[ZUR AUFGABE] Wie lauten die Datensätze vom ersten bis einschließlich der Zeile mit „square-icon: □ [271,887,291,923]“, wenn du darin „table-row“ durch „table-line“ ersetzt und sonst nichts veränderst?

[BEREITGESTELLTE DATENSÄTZE]
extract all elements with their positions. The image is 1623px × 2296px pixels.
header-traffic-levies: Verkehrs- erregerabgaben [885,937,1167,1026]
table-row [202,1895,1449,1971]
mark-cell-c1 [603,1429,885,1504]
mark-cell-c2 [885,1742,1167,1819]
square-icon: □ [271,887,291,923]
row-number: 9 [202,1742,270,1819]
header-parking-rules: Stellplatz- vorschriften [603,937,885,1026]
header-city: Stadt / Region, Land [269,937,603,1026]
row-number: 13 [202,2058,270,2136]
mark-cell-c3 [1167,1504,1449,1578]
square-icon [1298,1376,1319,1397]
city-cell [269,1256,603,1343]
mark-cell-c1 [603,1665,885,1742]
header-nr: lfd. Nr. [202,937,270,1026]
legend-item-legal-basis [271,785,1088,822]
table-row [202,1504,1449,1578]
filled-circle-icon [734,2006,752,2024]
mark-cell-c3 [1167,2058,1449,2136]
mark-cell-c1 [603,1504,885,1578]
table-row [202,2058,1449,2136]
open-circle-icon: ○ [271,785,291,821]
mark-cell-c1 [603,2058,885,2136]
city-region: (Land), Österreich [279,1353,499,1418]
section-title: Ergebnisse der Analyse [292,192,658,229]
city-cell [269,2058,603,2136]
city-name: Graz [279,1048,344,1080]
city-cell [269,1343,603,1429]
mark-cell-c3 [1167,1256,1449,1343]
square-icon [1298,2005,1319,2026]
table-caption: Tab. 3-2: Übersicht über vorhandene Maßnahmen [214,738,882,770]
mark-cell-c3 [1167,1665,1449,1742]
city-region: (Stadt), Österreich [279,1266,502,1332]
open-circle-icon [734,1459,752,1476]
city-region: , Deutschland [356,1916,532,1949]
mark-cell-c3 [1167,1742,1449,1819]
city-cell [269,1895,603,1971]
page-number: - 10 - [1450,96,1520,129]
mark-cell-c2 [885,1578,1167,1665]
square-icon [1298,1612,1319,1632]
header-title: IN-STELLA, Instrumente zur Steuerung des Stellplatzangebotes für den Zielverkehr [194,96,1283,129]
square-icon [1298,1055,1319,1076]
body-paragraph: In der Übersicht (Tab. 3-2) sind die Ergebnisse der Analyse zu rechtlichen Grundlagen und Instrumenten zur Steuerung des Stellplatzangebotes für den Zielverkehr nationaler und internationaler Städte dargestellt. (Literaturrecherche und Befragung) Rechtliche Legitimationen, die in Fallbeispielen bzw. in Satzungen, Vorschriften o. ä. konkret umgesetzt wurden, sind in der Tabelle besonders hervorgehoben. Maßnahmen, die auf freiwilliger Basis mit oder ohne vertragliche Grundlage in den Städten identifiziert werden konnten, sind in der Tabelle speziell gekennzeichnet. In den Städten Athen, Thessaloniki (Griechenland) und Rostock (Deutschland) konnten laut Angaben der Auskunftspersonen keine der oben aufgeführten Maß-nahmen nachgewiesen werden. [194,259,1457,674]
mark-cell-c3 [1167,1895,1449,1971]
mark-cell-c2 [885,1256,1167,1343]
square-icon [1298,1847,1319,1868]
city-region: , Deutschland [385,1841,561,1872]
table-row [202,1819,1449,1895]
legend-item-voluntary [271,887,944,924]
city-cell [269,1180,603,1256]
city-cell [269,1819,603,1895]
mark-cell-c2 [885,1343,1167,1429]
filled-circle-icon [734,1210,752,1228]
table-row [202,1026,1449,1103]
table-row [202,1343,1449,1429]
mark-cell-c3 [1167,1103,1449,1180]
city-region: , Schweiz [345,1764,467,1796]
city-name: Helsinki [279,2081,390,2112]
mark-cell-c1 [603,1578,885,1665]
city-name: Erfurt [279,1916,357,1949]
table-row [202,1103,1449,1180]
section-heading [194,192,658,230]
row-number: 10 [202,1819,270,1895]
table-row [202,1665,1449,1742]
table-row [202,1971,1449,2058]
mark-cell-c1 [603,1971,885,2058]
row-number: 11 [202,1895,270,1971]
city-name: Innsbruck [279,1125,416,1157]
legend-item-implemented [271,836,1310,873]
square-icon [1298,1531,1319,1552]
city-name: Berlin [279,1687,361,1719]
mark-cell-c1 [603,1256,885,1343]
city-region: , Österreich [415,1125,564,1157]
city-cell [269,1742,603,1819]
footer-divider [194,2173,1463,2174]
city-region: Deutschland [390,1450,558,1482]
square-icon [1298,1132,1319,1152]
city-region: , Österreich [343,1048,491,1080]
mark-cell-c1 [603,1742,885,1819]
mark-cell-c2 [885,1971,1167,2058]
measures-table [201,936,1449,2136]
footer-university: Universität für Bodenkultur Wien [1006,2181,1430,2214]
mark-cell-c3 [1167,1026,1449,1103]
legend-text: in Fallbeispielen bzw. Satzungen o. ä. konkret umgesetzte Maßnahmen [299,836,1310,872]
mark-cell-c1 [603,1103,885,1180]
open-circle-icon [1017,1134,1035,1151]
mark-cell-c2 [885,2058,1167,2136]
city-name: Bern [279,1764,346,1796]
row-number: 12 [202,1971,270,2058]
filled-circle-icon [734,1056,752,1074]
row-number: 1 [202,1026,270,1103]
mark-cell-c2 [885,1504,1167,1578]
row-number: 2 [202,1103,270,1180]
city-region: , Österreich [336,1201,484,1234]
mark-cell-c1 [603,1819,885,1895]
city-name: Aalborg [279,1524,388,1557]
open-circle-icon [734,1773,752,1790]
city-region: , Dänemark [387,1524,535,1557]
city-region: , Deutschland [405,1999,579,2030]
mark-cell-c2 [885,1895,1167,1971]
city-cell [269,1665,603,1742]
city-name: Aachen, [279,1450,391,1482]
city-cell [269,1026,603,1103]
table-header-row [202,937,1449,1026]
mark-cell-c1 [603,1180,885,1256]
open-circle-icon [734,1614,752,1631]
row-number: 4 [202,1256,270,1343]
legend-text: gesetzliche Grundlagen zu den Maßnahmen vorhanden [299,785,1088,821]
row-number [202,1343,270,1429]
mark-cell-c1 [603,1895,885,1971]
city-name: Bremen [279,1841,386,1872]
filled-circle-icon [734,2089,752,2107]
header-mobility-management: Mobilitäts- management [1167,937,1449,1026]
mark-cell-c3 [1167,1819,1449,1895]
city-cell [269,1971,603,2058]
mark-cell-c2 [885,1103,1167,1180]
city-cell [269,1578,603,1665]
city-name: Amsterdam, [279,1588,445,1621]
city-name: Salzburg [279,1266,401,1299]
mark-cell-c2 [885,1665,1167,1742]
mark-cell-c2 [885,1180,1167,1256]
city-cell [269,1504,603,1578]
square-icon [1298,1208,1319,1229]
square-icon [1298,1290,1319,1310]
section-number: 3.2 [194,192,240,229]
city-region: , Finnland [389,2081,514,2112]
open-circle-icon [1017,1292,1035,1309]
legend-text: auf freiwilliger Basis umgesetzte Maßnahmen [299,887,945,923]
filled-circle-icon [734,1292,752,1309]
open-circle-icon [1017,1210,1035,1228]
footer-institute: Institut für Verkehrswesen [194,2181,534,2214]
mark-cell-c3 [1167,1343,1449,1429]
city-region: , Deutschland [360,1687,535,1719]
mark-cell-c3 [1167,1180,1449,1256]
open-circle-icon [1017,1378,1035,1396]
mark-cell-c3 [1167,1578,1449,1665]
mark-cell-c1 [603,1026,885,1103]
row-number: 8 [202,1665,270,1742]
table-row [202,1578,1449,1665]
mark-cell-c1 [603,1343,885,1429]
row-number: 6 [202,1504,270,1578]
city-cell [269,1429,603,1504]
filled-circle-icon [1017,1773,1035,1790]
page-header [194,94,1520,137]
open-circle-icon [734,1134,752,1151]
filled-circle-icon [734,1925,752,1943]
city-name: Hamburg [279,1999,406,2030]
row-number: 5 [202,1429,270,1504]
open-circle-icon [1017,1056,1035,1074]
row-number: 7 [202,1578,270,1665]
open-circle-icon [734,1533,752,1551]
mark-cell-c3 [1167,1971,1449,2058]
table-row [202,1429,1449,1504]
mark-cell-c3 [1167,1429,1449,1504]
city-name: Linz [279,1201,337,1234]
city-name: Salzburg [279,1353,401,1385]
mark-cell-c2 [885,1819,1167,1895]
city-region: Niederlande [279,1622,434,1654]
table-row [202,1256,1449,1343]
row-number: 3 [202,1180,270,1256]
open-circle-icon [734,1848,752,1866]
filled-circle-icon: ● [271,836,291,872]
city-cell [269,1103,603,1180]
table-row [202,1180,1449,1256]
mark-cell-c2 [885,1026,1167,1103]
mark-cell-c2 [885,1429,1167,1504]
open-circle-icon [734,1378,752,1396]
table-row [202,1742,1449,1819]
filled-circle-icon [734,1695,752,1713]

[DIE LÖSUNG]
extract all elements with their positions. The image is 1623px × 2296px pixels.
header-traffic-levies: Verkehrs- erregerabgaben [885,937,1167,1026]
table-line [202,1895,1449,1971]
mark-cell-c1 [603,1429,885,1504]
mark-cell-c2 [885,1742,1167,1819]
square-icon: □ [271,887,291,923]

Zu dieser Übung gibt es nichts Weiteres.